_Exercise task_. Return all entries word for word, but drop any images.

_Listed entries_.
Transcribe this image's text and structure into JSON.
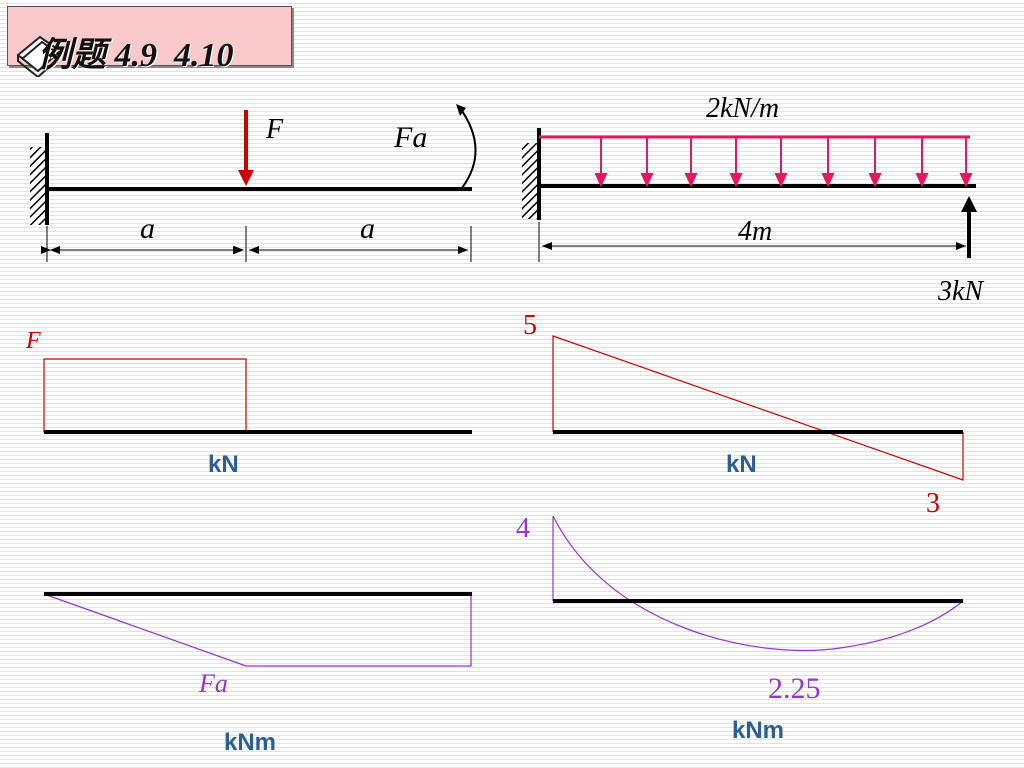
{
  "title": "例题 4.9  4.10",
  "left_beam": {
    "force_label": "F",
    "moment_label": "Fa",
    "dim_label_1": "a",
    "dim_label_2": "a"
  },
  "right_beam": {
    "load_label": "2kN/m",
    "length_label": "4m",
    "reaction_label": "3kN"
  },
  "left_shear": {
    "label": "F",
    "unit": "kN"
  },
  "right_shear": {
    "max_label": "5",
    "min_label": "3",
    "unit": "kN"
  },
  "left_moment": {
    "label": "Fa",
    "unit": "kNm"
  },
  "right_moment": {
    "max_label": "4",
    "min_label": "2.25",
    "unit": "kNm"
  },
  "colors": {
    "shear": "#cc0000",
    "moment": "#9933cc",
    "distributed_load": "#e6175e",
    "unit_text": "#2b5f93"
  }
}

_Response to the exercise_.
Transcribe this image's text and structure into JSON.
{
  "title": "例题 4.9  4.10",
  "left_beam": {
    "force_label": "F",
    "moment_label": "Fa",
    "dim_label_1": "a",
    "dim_label_2": "a"
  },
  "right_beam": {
    "load_label": "2kN/m",
    "length_label": "4m",
    "reaction_label": "3kN"
  },
  "left_shear": {
    "label": "F",
    "unit": "kN"
  },
  "right_shear": {
    "max_label": "5",
    "min_label": "3",
    "unit": "kN"
  },
  "left_moment": {
    "label": "Fa",
    "unit": "kNm"
  },
  "right_moment": {
    "max_label": "4",
    "min_label": "2.25",
    "unit": "kNm"
  },
  "colors": {
    "shear": "#cc0000",
    "moment": "#9933cc",
    "distributed_load": "#e6175e",
    "unit_text": "#2b5f93"
  }
}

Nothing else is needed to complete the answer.